**PROBLEM**
Retype every line of the listing below without changing a single character.

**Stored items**
↓
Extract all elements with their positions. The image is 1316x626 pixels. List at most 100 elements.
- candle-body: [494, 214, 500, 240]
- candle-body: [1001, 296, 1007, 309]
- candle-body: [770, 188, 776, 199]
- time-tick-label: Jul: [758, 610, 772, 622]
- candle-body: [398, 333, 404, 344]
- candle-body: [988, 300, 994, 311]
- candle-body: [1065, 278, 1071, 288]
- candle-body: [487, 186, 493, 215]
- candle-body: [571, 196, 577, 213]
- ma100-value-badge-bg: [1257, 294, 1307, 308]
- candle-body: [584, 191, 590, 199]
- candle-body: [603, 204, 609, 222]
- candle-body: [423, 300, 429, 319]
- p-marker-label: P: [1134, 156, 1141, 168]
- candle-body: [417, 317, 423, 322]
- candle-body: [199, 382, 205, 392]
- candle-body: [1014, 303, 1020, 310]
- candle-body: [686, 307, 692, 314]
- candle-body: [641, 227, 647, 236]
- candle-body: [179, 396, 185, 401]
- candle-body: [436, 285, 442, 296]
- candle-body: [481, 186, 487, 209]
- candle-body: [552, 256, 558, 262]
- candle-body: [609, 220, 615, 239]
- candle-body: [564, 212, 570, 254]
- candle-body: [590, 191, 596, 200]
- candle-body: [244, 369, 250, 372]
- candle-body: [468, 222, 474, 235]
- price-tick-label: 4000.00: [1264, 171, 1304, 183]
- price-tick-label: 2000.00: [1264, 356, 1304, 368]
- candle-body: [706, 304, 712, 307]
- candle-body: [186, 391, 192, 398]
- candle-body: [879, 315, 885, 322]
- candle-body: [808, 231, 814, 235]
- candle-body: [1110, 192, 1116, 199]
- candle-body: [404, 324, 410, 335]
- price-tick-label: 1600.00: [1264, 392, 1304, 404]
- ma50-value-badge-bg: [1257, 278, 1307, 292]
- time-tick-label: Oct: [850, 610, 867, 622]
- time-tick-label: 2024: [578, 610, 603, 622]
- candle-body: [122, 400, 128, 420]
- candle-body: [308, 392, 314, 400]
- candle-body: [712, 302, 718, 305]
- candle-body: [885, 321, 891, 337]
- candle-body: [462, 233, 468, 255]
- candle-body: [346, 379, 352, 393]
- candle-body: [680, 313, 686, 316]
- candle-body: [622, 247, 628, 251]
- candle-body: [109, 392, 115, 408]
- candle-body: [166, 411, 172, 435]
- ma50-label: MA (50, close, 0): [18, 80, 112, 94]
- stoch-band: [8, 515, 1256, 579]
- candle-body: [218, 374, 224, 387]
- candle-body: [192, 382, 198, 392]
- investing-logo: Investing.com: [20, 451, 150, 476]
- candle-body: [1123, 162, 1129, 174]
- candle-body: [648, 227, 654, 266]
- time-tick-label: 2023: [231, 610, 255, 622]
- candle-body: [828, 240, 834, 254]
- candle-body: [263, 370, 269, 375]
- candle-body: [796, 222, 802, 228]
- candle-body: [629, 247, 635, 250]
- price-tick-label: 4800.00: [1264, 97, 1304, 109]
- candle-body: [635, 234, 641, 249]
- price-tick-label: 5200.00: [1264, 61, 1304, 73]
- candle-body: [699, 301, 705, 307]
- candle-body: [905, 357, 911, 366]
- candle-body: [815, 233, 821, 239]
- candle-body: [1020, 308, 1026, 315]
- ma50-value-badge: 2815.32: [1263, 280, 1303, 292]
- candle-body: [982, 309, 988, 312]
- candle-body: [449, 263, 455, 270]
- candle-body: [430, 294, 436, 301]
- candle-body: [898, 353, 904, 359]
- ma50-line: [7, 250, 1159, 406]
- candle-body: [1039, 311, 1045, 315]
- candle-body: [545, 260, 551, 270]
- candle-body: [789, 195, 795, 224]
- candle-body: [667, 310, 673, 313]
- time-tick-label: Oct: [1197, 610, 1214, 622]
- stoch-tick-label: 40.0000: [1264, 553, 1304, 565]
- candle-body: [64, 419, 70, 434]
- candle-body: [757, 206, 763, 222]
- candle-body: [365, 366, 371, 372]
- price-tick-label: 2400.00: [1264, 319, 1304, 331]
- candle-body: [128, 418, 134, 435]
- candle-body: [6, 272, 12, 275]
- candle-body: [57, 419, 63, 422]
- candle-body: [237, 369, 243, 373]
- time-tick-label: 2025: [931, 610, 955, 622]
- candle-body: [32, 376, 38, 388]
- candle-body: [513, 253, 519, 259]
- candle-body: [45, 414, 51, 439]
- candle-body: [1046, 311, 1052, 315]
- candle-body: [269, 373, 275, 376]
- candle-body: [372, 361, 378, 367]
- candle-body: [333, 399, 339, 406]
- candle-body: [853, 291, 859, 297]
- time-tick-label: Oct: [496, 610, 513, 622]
↑
**TASK OUTPUT**
Extract all elements with their positions. The image is 1316x626 pixels. List at most 100 elements.
- candle-body: [494, 214, 500, 240]
- candle-body: [1001, 296, 1007, 309]
- candle-body: [770, 188, 776, 199]
- time-tick-label: Jul: [758, 610, 772, 622]
- candle-body: [398, 333, 404, 344]
- candle-body: [988, 300, 994, 311]
- candle-body: [1065, 278, 1071, 288]
- candle-body: [487, 186, 493, 215]
- candle-body: [571, 196, 577, 213]
- ma100-value-badge-bg: [1257, 294, 1307, 308]
- candle-body: [584, 191, 590, 199]
- candle-body: [603, 204, 609, 222]
- candle-body: [423, 300, 429, 319]
- p-marker-label: P: [1134, 156, 1141, 168]
- candle-body: [417, 317, 423, 322]
- candle-body: [199, 382, 205, 392]
- candle-body: [1014, 303, 1020, 310]
- candle-body: [686, 307, 692, 314]
- candle-body: [641, 227, 647, 236]
- candle-body: [179, 396, 185, 401]
- candle-body: [436, 285, 442, 296]
- candle-body: [481, 186, 487, 209]
- candle-body: [552, 256, 558, 262]
- candle-body: [609, 220, 615, 239]
- candle-body: [564, 212, 570, 254]
- candle-body: [590, 191, 596, 200]
- candle-body: [244, 369, 250, 372]
- candle-body: [468, 222, 474, 235]
- price-tick-label: 4000.00: [1264, 171, 1304, 183]
- price-tick-label: 2000.00: [1264, 356, 1304, 368]
- candle-body: [706, 304, 712, 307]
- candle-body: [186, 391, 192, 398]
- candle-body: [879, 315, 885, 322]
- candle-body: [808, 231, 814, 235]
- candle-body: [1110, 192, 1116, 199]
- candle-body: [404, 324, 410, 335]
- price-tick-label: 1600.00: [1264, 392, 1304, 404]
- ma50-value-badge-bg: [1257, 278, 1307, 292]
- time-tick-label: Oct: [850, 610, 867, 622]
- time-tick-label: 2024: [578, 610, 603, 622]
- candle-body: [122, 400, 128, 420]
- candle-body: [308, 392, 314, 400]
- candle-body: [712, 302, 718, 305]
- candle-body: [885, 321, 891, 337]
- candle-body: [462, 233, 468, 255]
- candle-body: [346, 379, 352, 393]
- candle-body: [680, 313, 686, 316]
- candle-body: [622, 247, 628, 251]
- candle-body: [109, 392, 115, 408]
- candle-body: [166, 411, 172, 435]
- ma50-label: MA (50, close, 0): [18, 80, 112, 94]
- stoch-band: [8, 515, 1256, 579]
- candle-body: [218, 374, 224, 387]
- candle-body: [192, 382, 198, 392]
- investing-logo: Investing.com: [20, 451, 150, 476]
- candle-body: [1123, 162, 1129, 174]
- candle-body: [648, 227, 654, 266]
- time-tick-label: 2023: [231, 610, 255, 622]
- candle-body: [828, 240, 834, 254]
- candle-body: [263, 370, 269, 375]
- candle-body: [796, 222, 802, 228]
- candle-body: [629, 247, 635, 250]
- price-tick-label: 4800.00: [1264, 97, 1304, 109]
- candle-body: [635, 234, 641, 249]
- price-tick-label: 5200.00: [1264, 61, 1304, 73]
- candle-body: [699, 301, 705, 307]
- candle-body: [905, 357, 911, 366]
- candle-body: [815, 233, 821, 239]
- candle-body: [1020, 308, 1026, 315]
- ma50-value-badge: 2815.32: [1263, 280, 1303, 292]
- candle-body: [982, 309, 988, 312]
- candle-body: [449, 263, 455, 270]
- candle-body: [430, 294, 436, 301]
- candle-body: [898, 353, 904, 359]
- ma50-line: [7, 250, 1159, 406]
- candle-body: [1039, 311, 1045, 315]
- candle-body: [545, 260, 551, 270]
- candle-body: [789, 195, 795, 224]
- candle-body: [667, 310, 673, 313]
- time-tick-label: Oct: [1197, 610, 1214, 622]
- stoch-tick-label: 40.0000: [1264, 553, 1304, 565]
- candle-body: [64, 419, 70, 434]
- candle-body: [757, 206, 763, 222]
- candle-body: [365, 366, 371, 372]
- price-tick-label: 2400.00: [1264, 319, 1304, 331]
- candle-body: [128, 418, 134, 435]
- candle-body: [6, 272, 12, 275]
- candle-body: [57, 419, 63, 422]
- candle-body: [237, 369, 243, 373]
- time-tick-label: 2025: [931, 610, 955, 622]
- candle-body: [32, 376, 38, 388]
- candle-body: [513, 253, 519, 259]
- candle-body: [45, 414, 51, 439]
- candle-body: [1046, 311, 1052, 315]
- candle-body: [269, 373, 275, 376]
- candle-body: [372, 361, 378, 367]
- candle-body: [333, 399, 339, 406]
- candle-body: [853, 291, 859, 297]
- time-tick-label: Oct: [496, 610, 513, 622]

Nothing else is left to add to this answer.